Identify the lines bearing the string "right" and gather them.

>> START Dataset content

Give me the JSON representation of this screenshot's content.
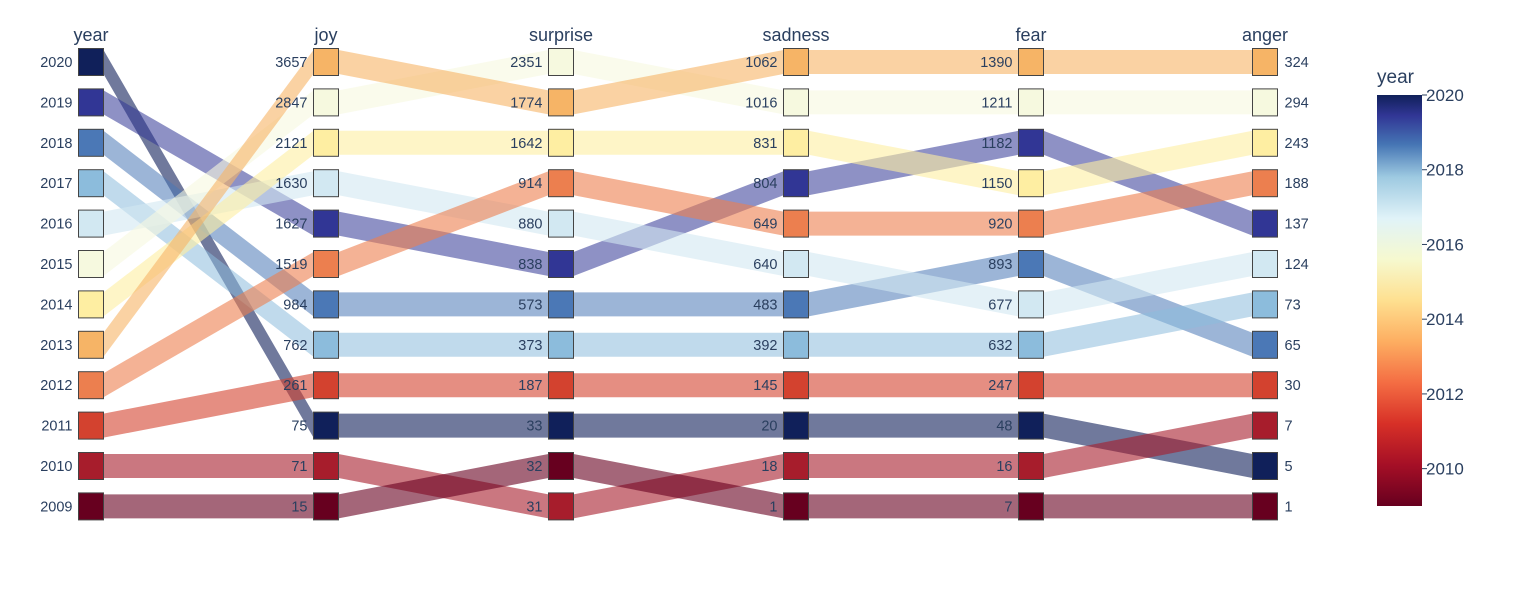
{
  "chart_data": {
    "type": "parallel_categories",
    "dimensions": [
      {
        "name": "year",
        "categories": [
          "2020",
          "2019",
          "2018",
          "2017",
          "2016",
          "2015",
          "2014",
          "2013",
          "2012",
          "2011",
          "2010",
          "2009"
        ]
      },
      {
        "name": "joy",
        "categories": [
          "3657",
          "2847",
          "2121",
          "1630",
          "1627",
          "1519",
          "984",
          "762",
          "261",
          "75",
          "71",
          "15"
        ]
      },
      {
        "name": "surprise",
        "categories": [
          "2351",
          "1774",
          "1642",
          "914",
          "880",
          "838",
          "573",
          "373",
          "187",
          "33",
          "32",
          "31"
        ]
      },
      {
        "name": "sadness",
        "categories": [
          "1062",
          "1016",
          "831",
          "804",
          "649",
          "640",
          "483",
          "392",
          "145",
          "20",
          "18",
          "1"
        ]
      },
      {
        "name": "fear",
        "categories": [
          "1390",
          "1211",
          "1182",
          "1150",
          "920",
          "893",
          "677",
          "632",
          "247",
          "48",
          "16",
          "7"
        ]
      },
      {
        "name": "anger",
        "categories": [
          "324",
          "294",
          "243",
          "188",
          "137",
          "124",
          "73",
          "65",
          "30",
          "7",
          "5",
          "1"
        ]
      }
    ],
    "records": [
      {
        "year": 2020,
        "joy": 75,
        "surprise": 33,
        "sadness": 20,
        "fear": 48,
        "anger": 5
      },
      {
        "year": 2019,
        "joy": 1627,
        "surprise": 838,
        "sadness": 804,
        "fear": 1182,
        "anger": 137
      },
      {
        "year": 2018,
        "joy": 984,
        "surprise": 573,
        "sadness": 483,
        "fear": 893,
        "anger": 65
      },
      {
        "year": 2017,
        "joy": 762,
        "surprise": 373,
        "sadness": 392,
        "fear": 632,
        "anger": 73
      },
      {
        "year": 2016,
        "joy": 1630,
        "surprise": 880,
        "sadness": 640,
        "fear": 677,
        "anger": 124
      },
      {
        "year": 2015,
        "joy": 2847,
        "surprise": 2351,
        "sadness": 1016,
        "fear": 1211,
        "anger": 294
      },
      {
        "year": 2014,
        "joy": 2121,
        "surprise": 1642,
        "sadness": 831,
        "fear": 1150,
        "anger": 243
      },
      {
        "year": 2013,
        "joy": 3657,
        "surprise": 1774,
        "sadness": 1062,
        "fear": 1390,
        "anger": 324
      },
      {
        "year": 2012,
        "joy": 1519,
        "surprise": 914,
        "sadness": 649,
        "fear": 920,
        "anger": 188
      },
      {
        "year": 2011,
        "joy": 261,
        "surprise": 187,
        "sadness": 145,
        "fear": 247,
        "anger": 30
      },
      {
        "year": 2010,
        "joy": 71,
        "surprise": 31,
        "sadness": 18,
        "fear": 16,
        "anger": 7
      },
      {
        "year": 2009,
        "joy": 15,
        "surprise": 32,
        "sadness": 1,
        "fear": 7,
        "anger": 1
      }
    ],
    "color_by": "year",
    "colorscale": "RdYlBu",
    "colorbar": {
      "title": "year",
      "range": [
        2009,
        2020
      ],
      "ticks": [
        "2020",
        "2018",
        "2016",
        "2014",
        "2012",
        "2010"
      ]
    }
  }
}
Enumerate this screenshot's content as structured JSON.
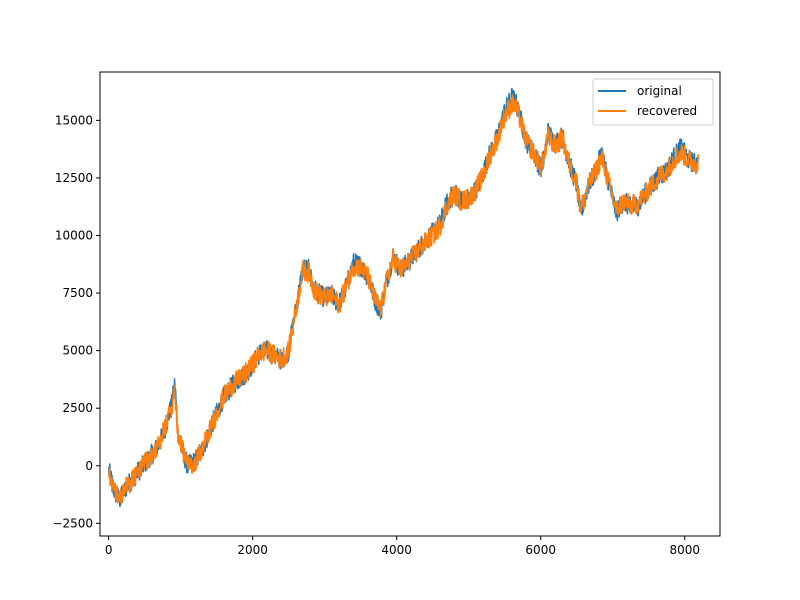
{
  "chart_data": {
    "type": "line",
    "title": "",
    "xlabel": "",
    "ylabel": "",
    "xlim": [
      -120,
      8490
    ],
    "ylim": [
      -3050,
      17100
    ],
    "x_ticks": [
      0,
      2000,
      4000,
      6000,
      8000
    ],
    "x_tick_labels": [
      "0",
      "2000",
      "4000",
      "6000",
      "8000"
    ],
    "y_ticks": [
      -2500,
      0,
      2500,
      5000,
      7500,
      10000,
      12500,
      15000
    ],
    "y_tick_labels": [
      "−2500",
      "0",
      "2500",
      "5000",
      "7500",
      "10000",
      "12500",
      "15000"
    ],
    "grid": false,
    "legend_position": "top-right",
    "series": [
      {
        "name": "original",
        "color": "#1f77b4",
        "x": [
          0,
          80,
          150,
          250,
          400,
          550,
          700,
          800,
          880,
          920,
          960,
          1050,
          1100,
          1200,
          1300,
          1450,
          1600,
          1750,
          1900,
          2000,
          2100,
          2200,
          2300,
          2400,
          2500,
          2600,
          2700,
          2780,
          2850,
          2900,
          3000,
          3100,
          3200,
          3300,
          3400,
          3500,
          3600,
          3700,
          3780,
          3850,
          3950,
          4050,
          4150,
          4250,
          4400,
          4500,
          4600,
          4700,
          4800,
          4900,
          5000,
          5100,
          5200,
          5300,
          5400,
          5500,
          5600,
          5650,
          5700,
          5800,
          5900,
          6000,
          6050,
          6100,
          6200,
          6300,
          6400,
          6500,
          6550,
          6600,
          6650,
          6750,
          6850,
          6950,
          7050,
          7150,
          7250,
          7350,
          7450,
          7550,
          7650,
          7750,
          7850,
          7950,
          8050,
          8150,
          8190
        ],
        "y": [
          -200,
          -1100,
          -1500,
          -900,
          -300,
          300,
          900,
          1800,
          2700,
          3600,
          1500,
          400,
          0,
          200,
          700,
          1900,
          3000,
          3600,
          4000,
          4400,
          4900,
          5000,
          4800,
          4600,
          5000,
          6800,
          8600,
          8500,
          7700,
          7500,
          7300,
          7400,
          7000,
          7800,
          8800,
          8700,
          8200,
          7200,
          6700,
          7900,
          9100,
          8500,
          8800,
          9200,
          9800,
          10100,
          10500,
          11400,
          11900,
          11500,
          11600,
          12000,
          12700,
          13600,
          14300,
          15400,
          16000,
          15800,
          15300,
          14100,
          13600,
          12900,
          13400,
          14500,
          14000,
          14300,
          13100,
          12200,
          11000,
          11400,
          12100,
          12700,
          13600,
          12200,
          11000,
          11500,
          11200,
          11300,
          11800,
          12200,
          12600,
          12800,
          13400,
          13800,
          13300,
          13100,
          13200
        ]
      },
      {
        "name": "recovered",
        "color": "#ff7f0e",
        "x": [
          0,
          80,
          150,
          250,
          400,
          550,
          700,
          800,
          880,
          920,
          960,
          1050,
          1100,
          1200,
          1300,
          1450,
          1600,
          1750,
          1900,
          2000,
          2100,
          2200,
          2300,
          2400,
          2500,
          2600,
          2700,
          2780,
          2850,
          2900,
          3000,
          3100,
          3200,
          3300,
          3400,
          3500,
          3600,
          3700,
          3780,
          3850,
          3950,
          4050,
          4150,
          4250,
          4400,
          4500,
          4600,
          4700,
          4800,
          4900,
          5000,
          5100,
          5200,
          5300,
          5400,
          5500,
          5600,
          5650,
          5700,
          5800,
          5900,
          6000,
          6050,
          6100,
          6200,
          6300,
          6400,
          6500,
          6550,
          6600,
          6650,
          6750,
          6850,
          6950,
          7050,
          7150,
          7250,
          7350,
          7450,
          7550,
          7650,
          7750,
          7850,
          7950,
          8050,
          8150,
          8190
        ],
        "y": [
          -300,
          -1000,
          -1400,
          -900,
          -300,
          300,
          900,
          1800,
          2600,
          3300,
          1500,
          400,
          0,
          200,
          700,
          1900,
          3000,
          3600,
          4000,
          4400,
          4900,
          5000,
          4800,
          4600,
          5000,
          6800,
          8500,
          8400,
          7700,
          7500,
          7300,
          7400,
          7000,
          7800,
          8700,
          8600,
          8200,
          7200,
          6800,
          7900,
          9000,
          8500,
          8800,
          9200,
          9700,
          10000,
          10400,
          11300,
          11800,
          11500,
          11600,
          12000,
          12600,
          13500,
          14200,
          15200,
          15700,
          15600,
          15200,
          14100,
          13600,
          13000,
          13400,
          14300,
          13900,
          14200,
          13100,
          12300,
          11200,
          11500,
          12100,
          12700,
          13400,
          12200,
          11100,
          11500,
          11300,
          11400,
          11800,
          12200,
          12600,
          12800,
          13300,
          13600,
          13300,
          13100,
          13200
        ]
      }
    ]
  }
}
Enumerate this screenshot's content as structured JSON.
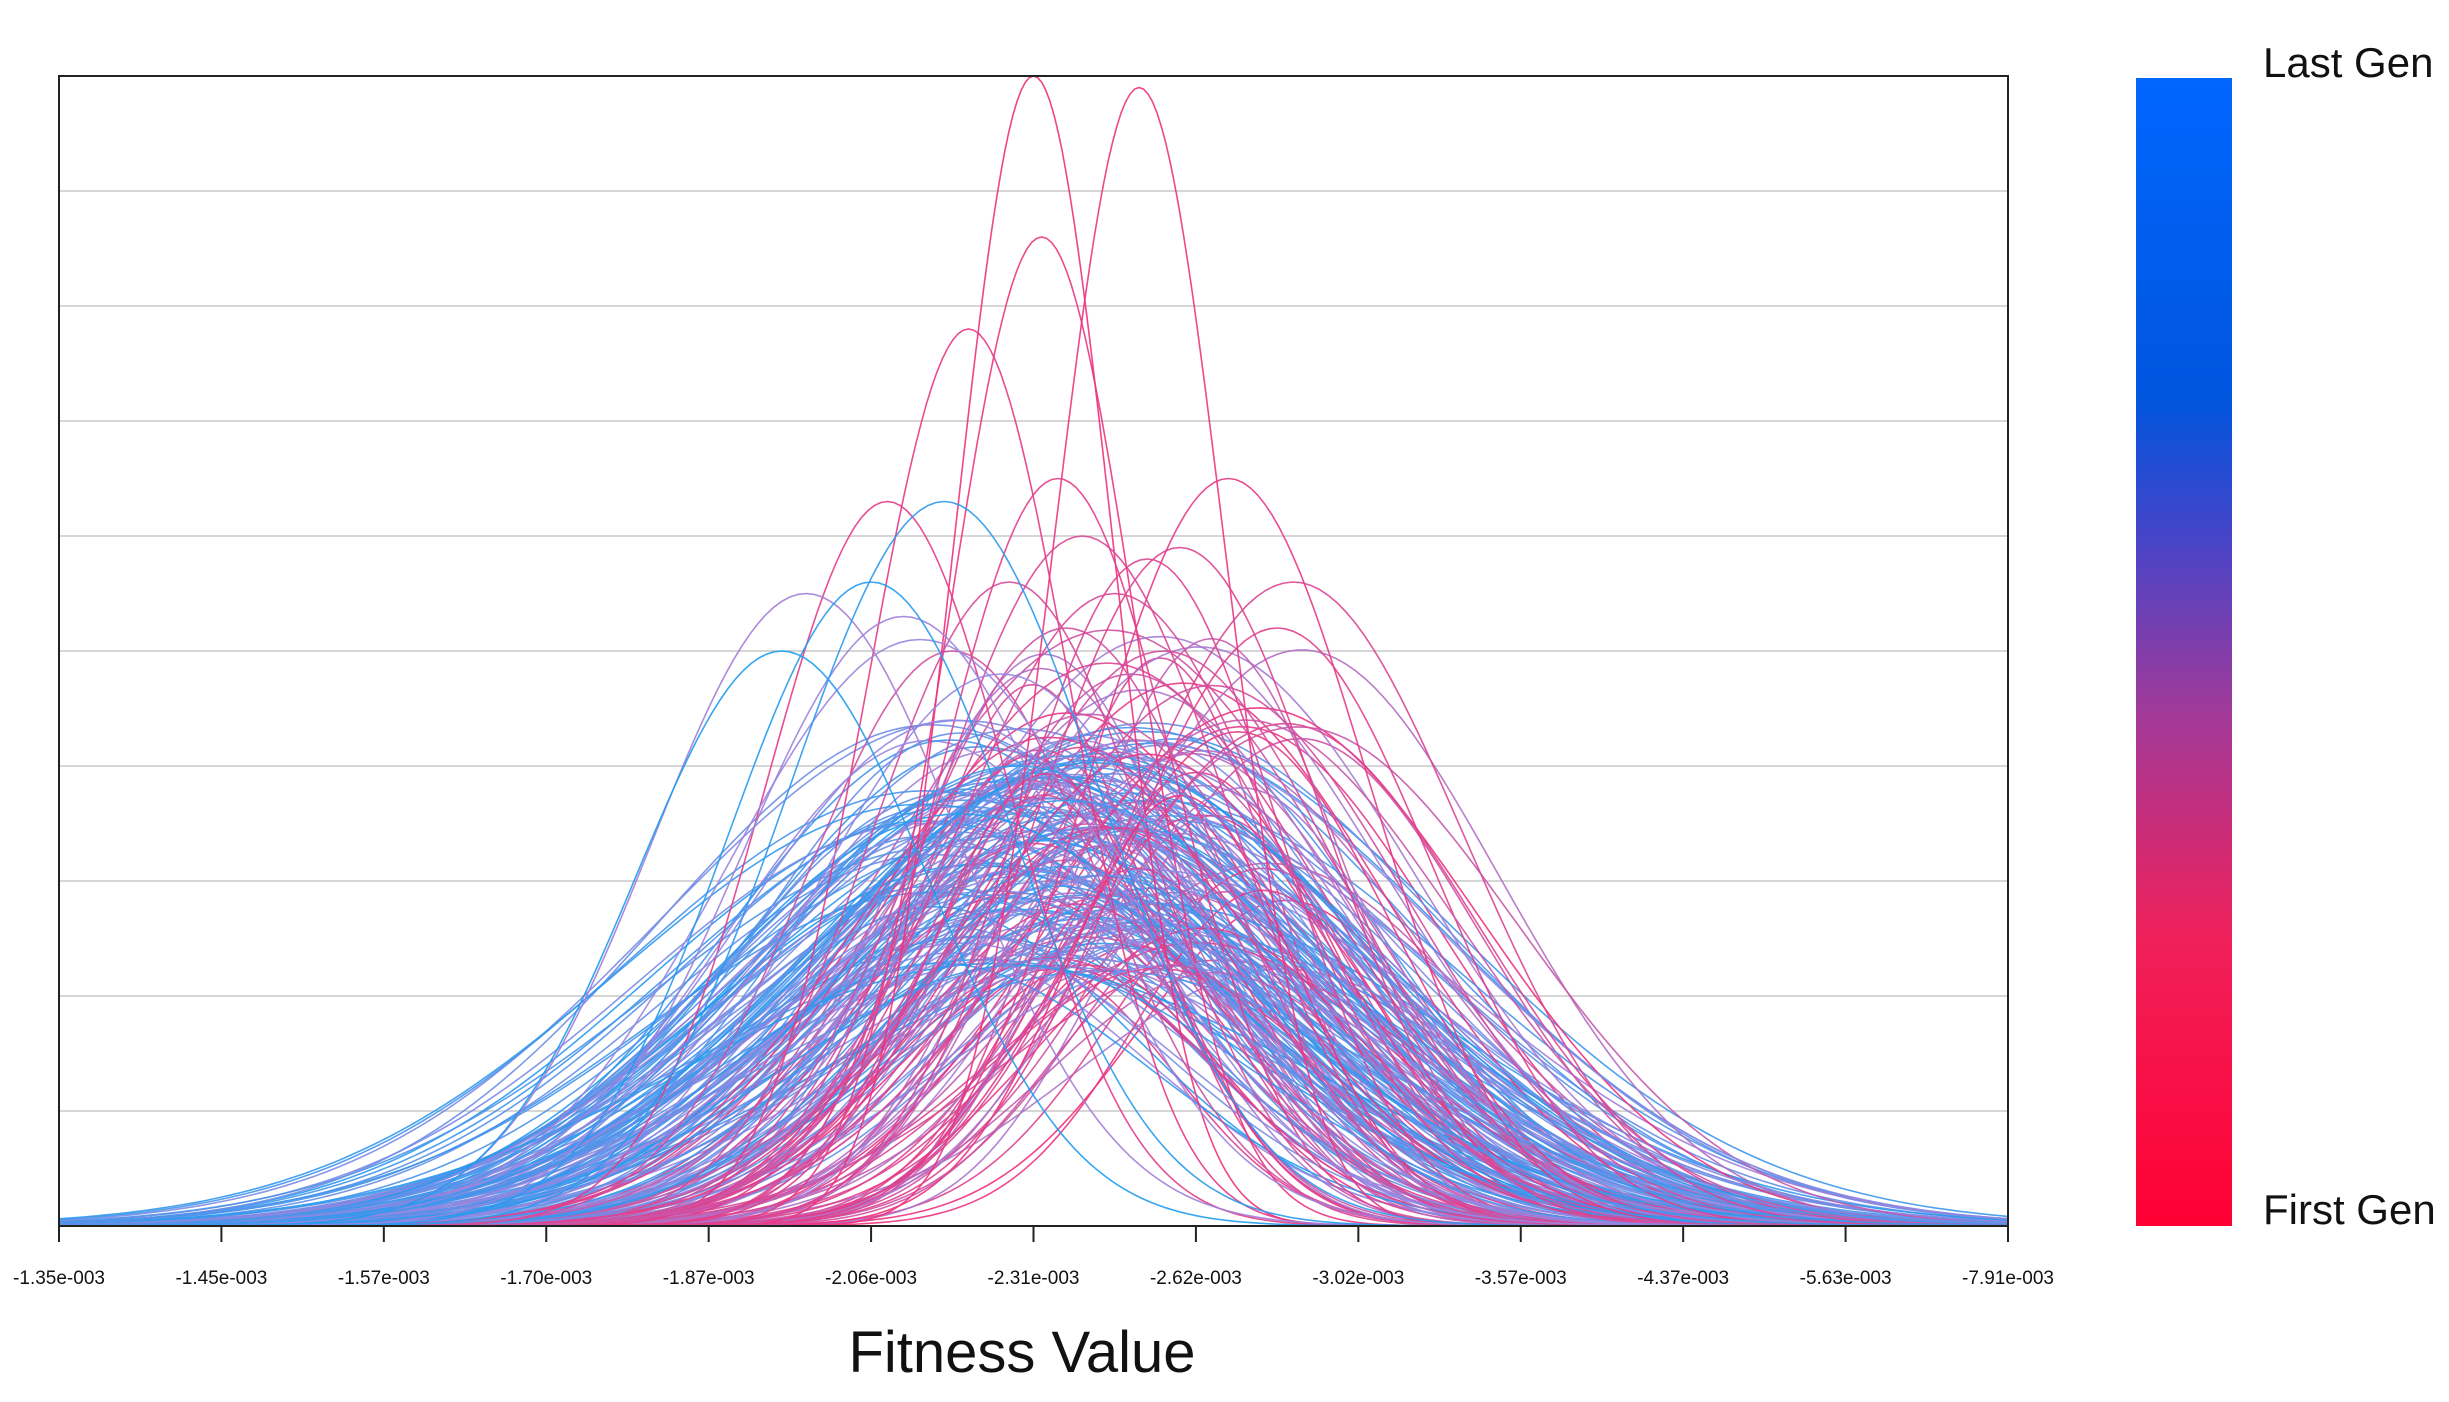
{
  "chart_data": {
    "type": "line",
    "title": "",
    "xlabel": "Fitness Value",
    "ylabel": "",
    "x_tick_labels": [
      "-1.35e-003",
      "-1.45e-003",
      "-1.57e-003",
      "-1.70e-003",
      "-1.87e-003",
      "-2.06e-003",
      "-2.31e-003",
      "-2.62e-003",
      "-3.02e-003",
      "-3.57e-003",
      "-4.37e-003",
      "-5.63e-003",
      "-7.91e-003"
    ],
    "y_gridlines": 10,
    "grid": true,
    "legend": {
      "type": "colorbar",
      "position": "right",
      "top_label": "Last Gen",
      "bottom_label": "First Gen",
      "top_color": "#0066ff",
      "mid_color": "#2d55d0",
      "bottom_color": "#ff0033"
    },
    "line_colors": {
      "first_gen": "#f0307a",
      "mid_gen": "#9a86e0",
      "last_gen": "#1f9cf0"
    },
    "series_summary": "Overlaid bell-shaped fitness distribution curves, one per generation, colored from First Gen (pink) to Last Gen (blue). Early generations are tall and narrow around -2.31e-003 to -2.62e-003; later generations are lower and wider, centred near -2.06e-003 to -2.31e-003.",
    "x_domain": [
      0,
      12
    ],
    "y_domain": [
      0,
      1
    ],
    "series": [
      {
        "name": "gen-peak-1",
        "generation": 0.0,
        "mu": 6.0,
        "sigma": 0.48,
        "peak": 1.0
      },
      {
        "name": "gen-peak-2",
        "generation": 0.02,
        "mu": 6.65,
        "sigma": 0.52,
        "peak": 0.99
      },
      {
        "name": "gen-peak-3",
        "generation": 0.03,
        "mu": 6.05,
        "sigma": 0.58,
        "peak": 0.86
      },
      {
        "name": "gen-peak-4",
        "generation": 0.05,
        "mu": 5.6,
        "sigma": 0.62,
        "peak": 0.78
      },
      {
        "name": "gen-peak-5",
        "generation": 0.06,
        "mu": 7.2,
        "sigma": 0.85,
        "peak": 0.65
      },
      {
        "name": "gen-peak-6",
        "generation": 0.07,
        "mu": 5.1,
        "sigma": 0.75,
        "peak": 0.63
      },
      {
        "name": "gen-peak-7",
        "generation": 0.08,
        "mu": 6.15,
        "sigma": 0.72,
        "peak": 0.65
      },
      {
        "name": "gen-peak-8",
        "generation": 0.09,
        "mu": 7.5,
        "sigma": 0.95,
        "peak": 0.52
      },
      {
        "name": "gen-peak-9",
        "generation": 0.1,
        "mu": 6.9,
        "sigma": 0.88,
        "peak": 0.59
      },
      {
        "name": "gen-peak-10",
        "generation": 0.11,
        "mu": 6.7,
        "sigma": 0.8,
        "peak": 0.58
      },
      {
        "name": "gen-peak-11",
        "generation": 0.12,
        "mu": 7.6,
        "sigma": 1.05,
        "peak": 0.56
      },
      {
        "name": "gen-peak-12",
        "generation": 0.13,
        "mu": 6.3,
        "sigma": 0.9,
        "peak": 0.6
      },
      {
        "name": "gen-peak-13",
        "generation": 0.14,
        "mu": 6.5,
        "sigma": 1.0,
        "peak": 0.55
      },
      {
        "name": "gen-peak-14",
        "generation": 0.15,
        "mu": 5.85,
        "sigma": 0.85,
        "peak": 0.56
      },
      {
        "name": "gen-peak-15",
        "generation": 0.16,
        "mu": 6.8,
        "sigma": 1.1,
        "peak": 0.5
      },
      {
        "name": "gen-peak-16",
        "generation": 0.17,
        "mu": 7.1,
        "sigma": 1.2,
        "peak": 0.47
      },
      {
        "name": "gen-peak-17",
        "generation": 0.18,
        "mu": 6.2,
        "sigma": 0.95,
        "peak": 0.52
      },
      {
        "name": "gen-peak-18",
        "generation": 0.19,
        "mu": 5.5,
        "sigma": 0.9,
        "peak": 0.5
      },
      {
        "name": "gen-peak-19",
        "generation": 0.2,
        "mu": 6.6,
        "sigma": 1.05,
        "peak": 0.48
      },
      {
        "name": "gen-peak-20",
        "generation": 0.22,
        "mu": 7.3,
        "sigma": 1.3,
        "peak": 0.44
      },
      {
        "name": "gen-mid-1",
        "generation": 0.45,
        "mu": 4.6,
        "sigma": 0.95,
        "peak": 0.55
      },
      {
        "name": "gen-mid-2",
        "generation": 0.48,
        "mu": 5.2,
        "sigma": 1.0,
        "peak": 0.53
      },
      {
        "name": "gen-mid-3",
        "generation": 0.5,
        "mu": 5.3,
        "sigma": 1.2,
        "peak": 0.51
      },
      {
        "name": "gen-mid-4",
        "generation": 0.52,
        "mu": 5.8,
        "sigma": 1.15,
        "peak": 0.48
      },
      {
        "name": "gen-mid-5",
        "generation": 0.55,
        "mu": 5.5,
        "sigma": 1.3,
        "peak": 0.44
      },
      {
        "name": "gen-last-1",
        "generation": 1.0,
        "mu": 4.45,
        "sigma": 0.9,
        "peak": 0.5
      },
      {
        "name": "gen-last-2",
        "generation": 0.97,
        "mu": 5.0,
        "sigma": 0.88,
        "peak": 0.56
      },
      {
        "name": "gen-last-3",
        "generation": 0.95,
        "mu": 5.45,
        "sigma": 0.95,
        "peak": 0.63
      },
      {
        "name": "gen-last-4",
        "generation": 0.9,
        "mu": 5.9,
        "sigma": 1.5,
        "peak": 0.4
      },
      {
        "name": "gen-last-5",
        "generation": 0.88,
        "mu": 6.2,
        "sigma": 1.6,
        "peak": 0.37
      }
    ]
  }
}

>> END Dataset content

→ Answer to this exercise
    "legend_position": "top-right",
      "position": "right",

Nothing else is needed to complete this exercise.